[Source data]
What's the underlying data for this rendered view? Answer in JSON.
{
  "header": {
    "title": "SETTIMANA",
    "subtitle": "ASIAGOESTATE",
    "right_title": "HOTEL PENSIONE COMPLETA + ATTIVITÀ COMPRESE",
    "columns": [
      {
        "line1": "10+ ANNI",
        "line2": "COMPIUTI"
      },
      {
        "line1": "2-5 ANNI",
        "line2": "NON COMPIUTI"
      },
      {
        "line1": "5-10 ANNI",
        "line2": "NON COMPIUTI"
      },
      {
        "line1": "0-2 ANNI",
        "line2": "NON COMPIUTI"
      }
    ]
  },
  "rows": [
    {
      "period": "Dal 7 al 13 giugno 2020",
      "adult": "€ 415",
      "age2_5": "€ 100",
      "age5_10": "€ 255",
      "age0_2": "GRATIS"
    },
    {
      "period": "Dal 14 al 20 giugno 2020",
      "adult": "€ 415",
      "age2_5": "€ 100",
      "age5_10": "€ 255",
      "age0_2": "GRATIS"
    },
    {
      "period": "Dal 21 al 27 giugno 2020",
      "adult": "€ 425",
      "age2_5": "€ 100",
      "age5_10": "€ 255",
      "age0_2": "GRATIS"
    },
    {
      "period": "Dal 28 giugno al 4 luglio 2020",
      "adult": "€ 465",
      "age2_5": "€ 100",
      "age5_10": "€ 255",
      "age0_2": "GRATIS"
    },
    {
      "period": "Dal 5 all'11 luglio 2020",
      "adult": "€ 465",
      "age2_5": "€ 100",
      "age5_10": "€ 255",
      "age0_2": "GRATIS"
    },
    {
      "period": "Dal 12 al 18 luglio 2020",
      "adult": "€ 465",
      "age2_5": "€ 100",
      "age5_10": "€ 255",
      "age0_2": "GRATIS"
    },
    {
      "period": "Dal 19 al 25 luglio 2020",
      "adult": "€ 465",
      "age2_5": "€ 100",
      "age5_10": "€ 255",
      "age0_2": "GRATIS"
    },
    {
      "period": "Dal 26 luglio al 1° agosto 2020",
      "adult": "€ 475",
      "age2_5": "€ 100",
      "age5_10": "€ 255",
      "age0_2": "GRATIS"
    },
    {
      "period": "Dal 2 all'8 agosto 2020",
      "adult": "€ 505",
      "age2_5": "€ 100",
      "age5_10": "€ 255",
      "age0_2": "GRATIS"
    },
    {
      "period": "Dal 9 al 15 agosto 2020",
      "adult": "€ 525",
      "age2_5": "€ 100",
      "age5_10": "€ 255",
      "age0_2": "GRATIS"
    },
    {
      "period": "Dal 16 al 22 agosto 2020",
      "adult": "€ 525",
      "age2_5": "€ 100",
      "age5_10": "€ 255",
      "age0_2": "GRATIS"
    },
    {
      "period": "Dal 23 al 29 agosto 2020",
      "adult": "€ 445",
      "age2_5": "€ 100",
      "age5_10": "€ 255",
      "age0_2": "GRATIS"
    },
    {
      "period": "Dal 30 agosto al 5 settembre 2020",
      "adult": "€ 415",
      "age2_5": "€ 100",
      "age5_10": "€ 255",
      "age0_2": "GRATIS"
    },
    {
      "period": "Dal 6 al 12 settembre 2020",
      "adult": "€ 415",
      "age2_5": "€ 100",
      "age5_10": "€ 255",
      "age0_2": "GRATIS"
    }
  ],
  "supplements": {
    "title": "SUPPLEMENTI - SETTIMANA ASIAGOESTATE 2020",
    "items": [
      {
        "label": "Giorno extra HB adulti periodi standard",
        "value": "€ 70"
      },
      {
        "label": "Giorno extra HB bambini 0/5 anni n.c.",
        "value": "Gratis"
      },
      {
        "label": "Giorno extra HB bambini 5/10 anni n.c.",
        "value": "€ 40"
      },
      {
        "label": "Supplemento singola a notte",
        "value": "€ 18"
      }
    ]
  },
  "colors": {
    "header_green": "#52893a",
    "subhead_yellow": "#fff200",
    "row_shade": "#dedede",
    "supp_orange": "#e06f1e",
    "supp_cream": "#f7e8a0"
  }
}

▸ Task details
Every record above should be output exactly.

▸ Reply to the exercise
What's the underlying data for this rendered view? Answer in JSON.
{
  "header": {
    "title": "SETTIMANA",
    "subtitle": "ASIAGOESTATE",
    "right_title": "HOTEL PENSIONE COMPLETA + ATTIVITÀ COMPRESE",
    "columns": [
      {
        "line1": "10+ ANNI",
        "line2": "COMPIUTI"
      },
      {
        "line1": "2-5 ANNI",
        "line2": "NON COMPIUTI"
      },
      {
        "line1": "5-10 ANNI",
        "line2": "NON COMPIUTI"
      },
      {
        "line1": "0-2 ANNI",
        "line2": "NON COMPIUTI"
      }
    ]
  },
  "rows": [
    {
      "period": "Dal 7 al 13 giugno 2020",
      "adult": "€ 415",
      "age2_5": "€ 100",
      "age5_10": "€ 255",
      "age0_2": "GRATIS"
    },
    {
      "period": "Dal 14 al 20 giugno 2020",
      "adult": "€ 415",
      "age2_5": "€ 100",
      "age5_10": "€ 255",
      "age0_2": "GRATIS"
    },
    {
      "period": "Dal 21 al 27 giugno 2020",
      "adult": "€ 425",
      "age2_5": "€ 100",
      "age5_10": "€ 255",
      "age0_2": "GRATIS"
    },
    {
      "period": "Dal 28 giugno al 4 luglio 2020",
      "adult": "€ 465",
      "age2_5": "€ 100",
      "age5_10": "€ 255",
      "age0_2": "GRATIS"
    },
    {
      "period": "Dal 5 all'11 luglio 2020",
      "adult": "€ 465",
      "age2_5": "€ 100",
      "age5_10": "€ 255",
      "age0_2": "GRATIS"
    },
    {
      "period": "Dal 12 al 18 luglio 2020",
      "adult": "€ 465",
      "age2_5": "€ 100",
      "age5_10": "€ 255",
      "age0_2": "GRATIS"
    },
    {
      "period": "Dal 19 al 25 luglio 2020",
      "adult": "€ 465",
      "age2_5": "€ 100",
      "age5_10": "€ 255",
      "age0_2": "GRATIS"
    },
    {
      "period": "Dal 26 luglio al 1° agosto 2020",
      "adult": "€ 475",
      "age2_5": "€ 100",
      "age5_10": "€ 255",
      "age0_2": "GRATIS"
    },
    {
      "period": "Dal 2 all'8 agosto 2020",
      "adult": "€ 505",
      "age2_5": "€ 100",
      "age5_10": "€ 255",
      "age0_2": "GRATIS"
    },
    {
      "period": "Dal 9 al 15 agosto 2020",
      "adult": "€ 525",
      "age2_5": "€ 100",
      "age5_10": "€ 255",
      "age0_2": "GRATIS"
    },
    {
      "period": "Dal 16 al 22 agosto 2020",
      "adult": "€ 525",
      "age2_5": "€ 100",
      "age5_10": "€ 255",
      "age0_2": "GRATIS"
    },
    {
      "period": "Dal 23 al 29 agosto 2020",
      "adult": "€ 445",
      "age2_5": "€ 100",
      "age5_10": "€ 255",
      "age0_2": "GRATIS"
    },
    {
      "period": "Dal 30 agosto al 5 settembre 2020",
      "adult": "€ 415",
      "age2_5": "€ 100",
      "age5_10": "€ 255",
      "age0_2": "GRATIS"
    },
    {
      "period": "Dal 6 al 12 settembre 2020",
      "adult": "€ 415",
      "age2_5": "€ 100",
      "age5_10": "€ 255",
      "age0_2": "GRATIS"
    }
  ],
  "supplements": {
    "title": "SUPPLEMENTI - SETTIMANA ASIAGOESTATE 2020",
    "items": [
      {
        "label": "Giorno extra HB adulti periodi standard",
        "value": "€ 70"
      },
      {
        "label": "Giorno extra HB bambini 0/5 anni n.c.",
        "value": "Gratis"
      },
      {
        "label": "Giorno extra HB bambini 5/10 anni n.c.",
        "value": "€ 40"
      },
      {
        "label": "Supplemento singola a notte",
        "value": "€ 18"
      }
    ]
  },
  "colors": {
    "header_green": "#52893a",
    "subhead_yellow": "#fff200",
    "row_shade": "#dedede",
    "supp_orange": "#e06f1e",
    "supp_cream": "#f7e8a0"
  }
}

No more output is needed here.